%%

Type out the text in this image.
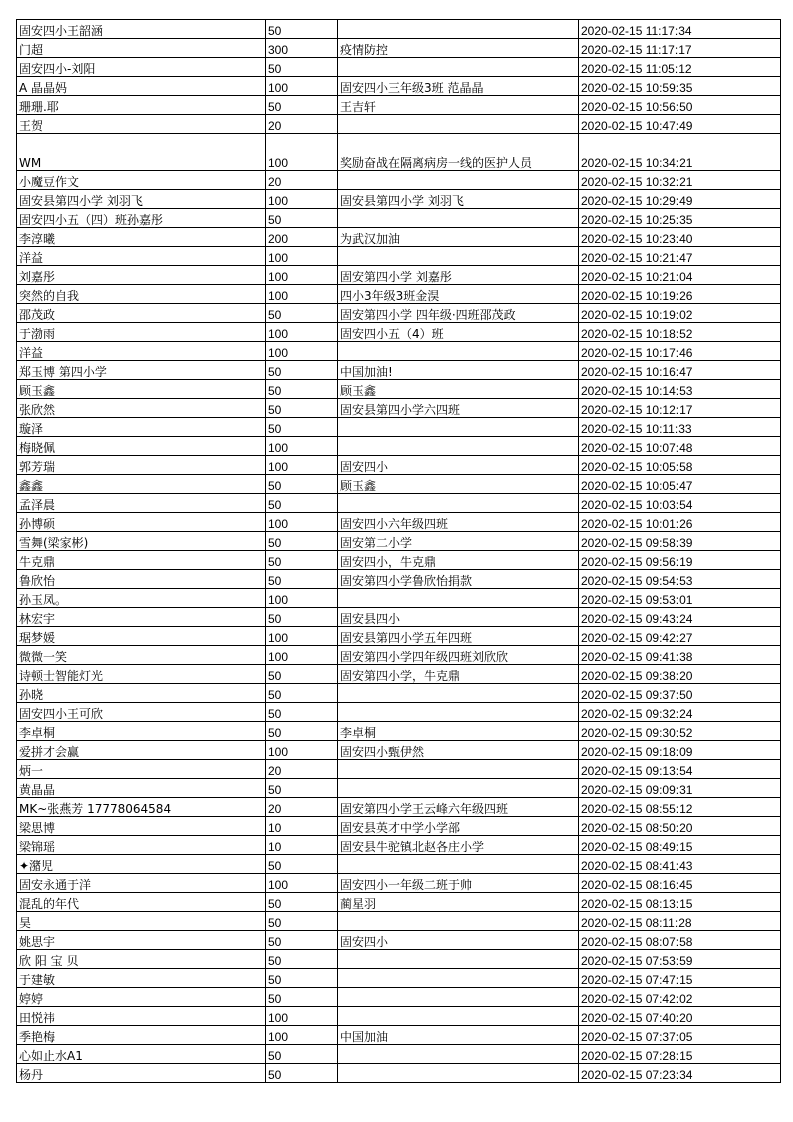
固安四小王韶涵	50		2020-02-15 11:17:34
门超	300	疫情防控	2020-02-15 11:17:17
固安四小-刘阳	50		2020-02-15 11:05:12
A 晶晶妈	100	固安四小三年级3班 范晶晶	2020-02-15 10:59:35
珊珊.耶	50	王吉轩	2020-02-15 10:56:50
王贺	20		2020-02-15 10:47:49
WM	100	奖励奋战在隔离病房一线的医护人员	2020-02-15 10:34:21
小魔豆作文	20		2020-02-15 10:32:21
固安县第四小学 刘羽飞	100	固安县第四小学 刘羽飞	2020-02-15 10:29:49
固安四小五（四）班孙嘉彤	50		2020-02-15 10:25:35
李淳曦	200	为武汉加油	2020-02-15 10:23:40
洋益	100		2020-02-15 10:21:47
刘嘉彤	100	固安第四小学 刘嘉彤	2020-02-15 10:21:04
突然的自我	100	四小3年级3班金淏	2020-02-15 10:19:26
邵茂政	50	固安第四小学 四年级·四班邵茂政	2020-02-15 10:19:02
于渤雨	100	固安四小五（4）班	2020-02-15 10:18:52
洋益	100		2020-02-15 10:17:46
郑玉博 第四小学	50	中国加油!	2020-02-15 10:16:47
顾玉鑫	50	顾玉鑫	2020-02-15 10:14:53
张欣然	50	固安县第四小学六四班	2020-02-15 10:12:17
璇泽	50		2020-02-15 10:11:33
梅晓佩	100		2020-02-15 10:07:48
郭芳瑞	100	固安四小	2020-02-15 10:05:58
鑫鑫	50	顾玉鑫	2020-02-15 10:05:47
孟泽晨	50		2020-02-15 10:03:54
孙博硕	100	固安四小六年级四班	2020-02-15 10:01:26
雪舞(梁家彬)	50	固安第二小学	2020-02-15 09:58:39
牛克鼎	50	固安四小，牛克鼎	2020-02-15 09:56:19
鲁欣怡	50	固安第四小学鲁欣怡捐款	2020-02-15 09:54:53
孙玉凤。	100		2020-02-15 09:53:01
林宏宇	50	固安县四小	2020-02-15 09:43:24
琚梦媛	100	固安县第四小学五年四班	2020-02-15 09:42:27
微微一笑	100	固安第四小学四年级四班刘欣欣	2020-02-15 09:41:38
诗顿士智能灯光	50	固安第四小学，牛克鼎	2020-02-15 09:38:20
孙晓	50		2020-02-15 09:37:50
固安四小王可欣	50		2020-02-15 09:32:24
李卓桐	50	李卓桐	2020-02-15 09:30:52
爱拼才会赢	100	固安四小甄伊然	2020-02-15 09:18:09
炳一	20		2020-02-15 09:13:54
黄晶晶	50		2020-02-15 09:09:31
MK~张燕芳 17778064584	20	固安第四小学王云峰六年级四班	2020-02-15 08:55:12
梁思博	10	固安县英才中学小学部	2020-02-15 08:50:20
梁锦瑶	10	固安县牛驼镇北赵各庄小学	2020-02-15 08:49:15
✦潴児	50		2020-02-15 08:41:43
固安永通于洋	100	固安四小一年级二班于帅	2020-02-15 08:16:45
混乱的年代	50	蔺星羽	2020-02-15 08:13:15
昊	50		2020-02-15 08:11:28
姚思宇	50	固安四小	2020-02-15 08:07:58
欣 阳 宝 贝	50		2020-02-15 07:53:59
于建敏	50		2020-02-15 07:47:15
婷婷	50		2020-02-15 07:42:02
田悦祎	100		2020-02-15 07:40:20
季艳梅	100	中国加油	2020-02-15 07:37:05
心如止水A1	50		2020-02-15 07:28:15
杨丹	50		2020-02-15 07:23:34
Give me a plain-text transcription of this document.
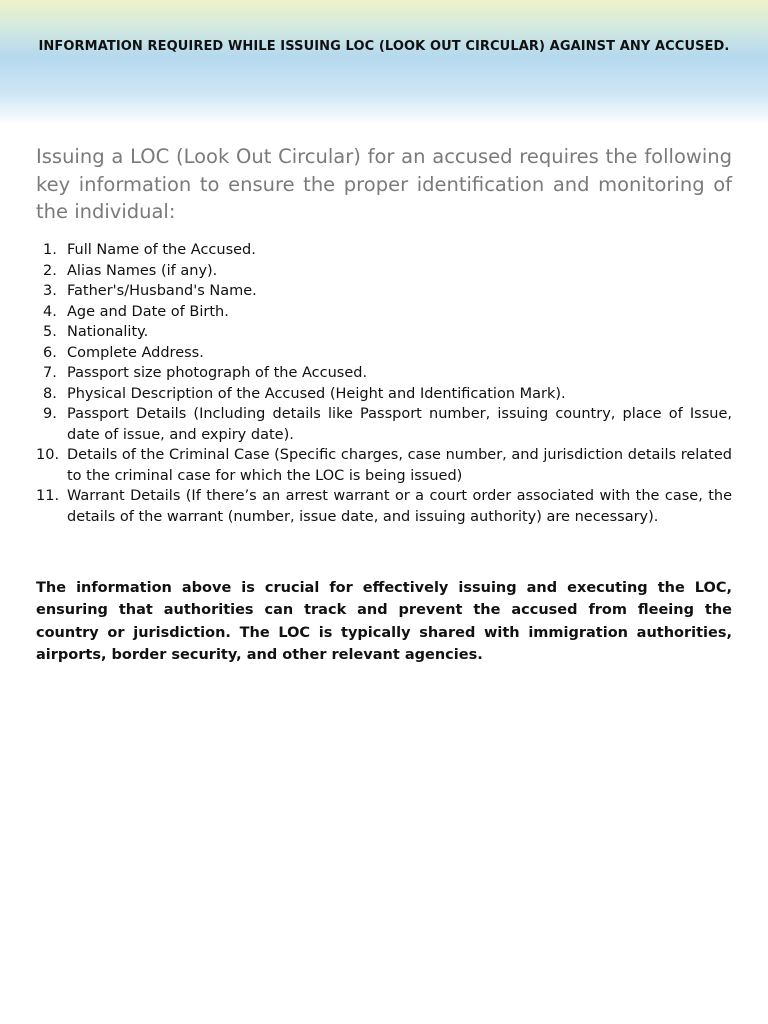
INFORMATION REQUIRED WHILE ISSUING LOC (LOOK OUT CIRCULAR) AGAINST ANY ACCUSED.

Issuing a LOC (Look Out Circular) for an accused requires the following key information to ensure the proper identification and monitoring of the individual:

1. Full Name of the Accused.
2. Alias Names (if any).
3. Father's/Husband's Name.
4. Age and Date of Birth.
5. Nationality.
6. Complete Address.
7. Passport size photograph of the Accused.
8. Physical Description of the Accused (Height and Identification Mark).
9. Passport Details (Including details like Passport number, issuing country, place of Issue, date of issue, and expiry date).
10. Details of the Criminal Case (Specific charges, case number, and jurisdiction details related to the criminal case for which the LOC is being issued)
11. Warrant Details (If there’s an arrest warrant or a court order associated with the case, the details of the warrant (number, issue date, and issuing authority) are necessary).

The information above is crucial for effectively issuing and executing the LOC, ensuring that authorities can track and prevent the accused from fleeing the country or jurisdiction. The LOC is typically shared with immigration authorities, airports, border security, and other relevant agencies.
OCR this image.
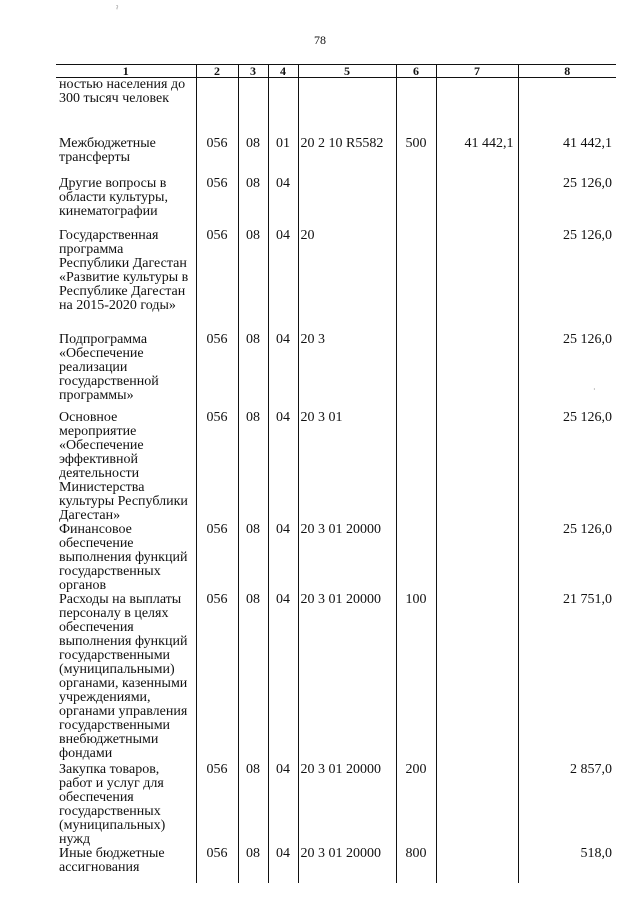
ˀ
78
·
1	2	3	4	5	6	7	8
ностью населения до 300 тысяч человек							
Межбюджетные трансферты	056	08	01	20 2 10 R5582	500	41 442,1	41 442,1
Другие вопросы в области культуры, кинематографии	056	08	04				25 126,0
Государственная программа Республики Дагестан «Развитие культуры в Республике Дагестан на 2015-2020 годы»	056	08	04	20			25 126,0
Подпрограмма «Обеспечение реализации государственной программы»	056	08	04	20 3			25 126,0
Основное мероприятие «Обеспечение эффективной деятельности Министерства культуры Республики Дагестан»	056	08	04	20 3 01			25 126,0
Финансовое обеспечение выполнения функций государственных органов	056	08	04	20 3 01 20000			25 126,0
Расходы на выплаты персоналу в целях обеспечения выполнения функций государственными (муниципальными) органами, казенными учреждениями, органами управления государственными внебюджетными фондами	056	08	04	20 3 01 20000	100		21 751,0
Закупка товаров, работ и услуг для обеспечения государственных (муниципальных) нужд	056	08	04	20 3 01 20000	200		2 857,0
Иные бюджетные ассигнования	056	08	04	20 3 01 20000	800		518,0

%%

* **Job**:
Print the listing above in full, exactly as written. Omit any pictures.

* **Exercise answer**:
Type out the text in this image.
固安四小王韶涵	50		2020-02-15 11:17:34
门超	300	疫情防控	2020-02-15 11:17:17
固安四小-刘阳	50		2020-02-15 11:05:12
A 晶晶妈	100	固安四小三年级3班 范晶晶	2020-02-15 10:59:35
珊珊.耶	50	王吉轩	2020-02-15 10:56:50
王贺	20		2020-02-15 10:47:49
WM	100	奖励奋战在隔离病房一线的医护人员	2020-02-15 10:34:21
小魔豆作文	20		2020-02-15 10:32:21
固安县第四小学 刘羽飞	100	固安县第四小学 刘羽飞	2020-02-15 10:29:49
固安四小五（四）班孙嘉彤	50		2020-02-15 10:25:35
李淳曦	200	为武汉加油	2020-02-15 10:23:40
洋益	100		2020-02-15 10:21:47
刘嘉彤	100	固安第四小学 刘嘉彤	2020-02-15 10:21:04
突然的自我	100	四小3年级3班金淏	2020-02-15 10:19:26
邵茂政	50	固安第四小学 四年级·四班邵茂政	2020-02-15 10:19:02
于渤雨	100	固安四小五（4）班	2020-02-15 10:18:52
洋益	100		2020-02-15 10:17:46
郑玉博 第四小学	50	中国加油!	2020-02-15 10:16:47
顾玉鑫	50	顾玉鑫	2020-02-15 10:14:53
张欣然	50	固安县第四小学六四班	2020-02-15 10:12:17
璇泽	50		2020-02-15 10:11:33
梅晓佩	100		2020-02-15 10:07:48
郭芳瑞	100	固安四小	2020-02-15 10:05:58
鑫鑫	50	顾玉鑫	2020-02-15 10:05:47
孟泽晨	50		2020-02-15 10:03:54
孙博硕	100	固安四小六年级四班	2020-02-15 10:01:26
雪舞(梁家彬)	50	固安第二小学	2020-02-15 09:58:39
牛克鼎	50	固安四小，牛克鼎	2020-02-15 09:56:19
鲁欣怡	50	固安第四小学鲁欣怡捐款	2020-02-15 09:54:53
孙玉凤。	100		2020-02-15 09:53:01
林宏宇	50	固安县四小	2020-02-15 09:43:24
琚梦媛	100	固安县第四小学五年四班	2020-02-15 09:42:27
微微一笑	100	固安第四小学四年级四班刘欣欣	2020-02-15 09:41:38
诗顿士智能灯光	50	固安第四小学，牛克鼎	2020-02-15 09:38:20
孙晓	50		2020-02-15 09:37:50
固安四小王可欣	50		2020-02-15 09:32:24
李卓桐	50	李卓桐	2020-02-15 09:30:52
爱拼才会赢	100	固安四小甄伊然	2020-02-15 09:18:09
炳一	20		2020-02-15 09:13:54
黄晶晶	50		2020-02-15 09:09:31
MK~张燕芳 17778064584	20	固安第四小学王云峰六年级四班	2020-02-15 08:55:12
梁思博	10	固安县英才中学小学部	2020-02-15 08:50:20
梁锦瑶	10	固安县牛驼镇北赵各庄小学	2020-02-15 08:49:15
✦潴児	50		2020-02-15 08:41:43
固安永通于洋	100	固安四小一年级二班于帅	2020-02-15 08:16:45
混乱的年代	50	蔺星羽	2020-02-15 08:13:15
昊	50		2020-02-15 08:11:28
姚思宇	50	固安四小	2020-02-15 08:07:58
欣 阳 宝 贝	50		2020-02-15 07:53:59
于建敏	50		2020-02-15 07:47:15
婷婷	50		2020-02-15 07:42:02
田悦祎	100		2020-02-15 07:40:20
季艳梅	100	中国加油	2020-02-15 07:37:05
心如止水A1	50		2020-02-15 07:28:15
杨丹	50		2020-02-15 07:23:34
Give me a plain-text transcription of this document.
INFORMATION REQUIRED WHILE ISSUING LOC (LOOK OUT CIRCULAR) AGAINST ANY ACCUSED.

Issuing a LOC (Look Out Circular) for an accused requires the following key information to ensure the proper identification and monitoring of the individual:

1. Full Name of the Accused.
2. Alias Names (if any).
3. Father's/Husband's Name.
4. Age and Date of Birth.
5. Nationality.
6. Complete Address.
7. Passport size photograph of the Accused.
8. Physical Description of the Accused (Height and Identification Mark).
9. Passport Details (Including details like Passport number, issuing country, place of Issue, date of issue, and expiry date).
10. Details of the Criminal Case (Specific charges, case number, and jurisdiction details related to the criminal case for which the LOC is being issued)
11. Warrant Details (If there’s an arrest warrant or a court order associated with the case, the details of the warrant (number, issue date, and issuing authority) are necessary).

The information above is crucial for effectively issuing and executing the LOC, ensuring that authorities can track and prevent the accused from fleeing the country or jurisdiction. The LOC is typically shared with immigration authorities, airports, border security, and other relevant agencies.
OCR this image.
ˀ
78
·
1	2	3	4	5	6	7	8
ностью населения до 300 тысяч человек							
Межбюджетные трансферты	056	08	01	20 2 10 R5582	500	41 442,1	41 442,1
Другие вопросы в области культуры, кинематографии	056	08	04				25 126,0
Государственная программа Республики Дагестан «Развитие культуры в Республике Дагестан на 2015-2020 годы»	056	08	04	20			25 126,0
Подпрограмма «Обеспечение реализации государственной программы»	056	08	04	20 3			25 126,0
Основное мероприятие «Обеспечение эффективной деятельности Министерства культуры Республики Дагестан»	056	08	04	20 3 01			25 126,0
Финансовое обеспечение выполнения функций государственных органов	056	08	04	20 3 01 20000			25 126,0
Расходы на выплаты персоналу в целях обеспечения выполнения функций государственными (муниципальными) органами, казенными учреждениями, органами управления государственными внебюджетными фондами	056	08	04	20 3 01 20000	100		21 751,0
Закупка товаров, работ и услуг для обеспечения государственных (муниципальных) нужд	056	08	04	20 3 01 20000	200		2 857,0
Иные бюджетные ассигнования	056	08	04	20 3 01 20000	800		518,0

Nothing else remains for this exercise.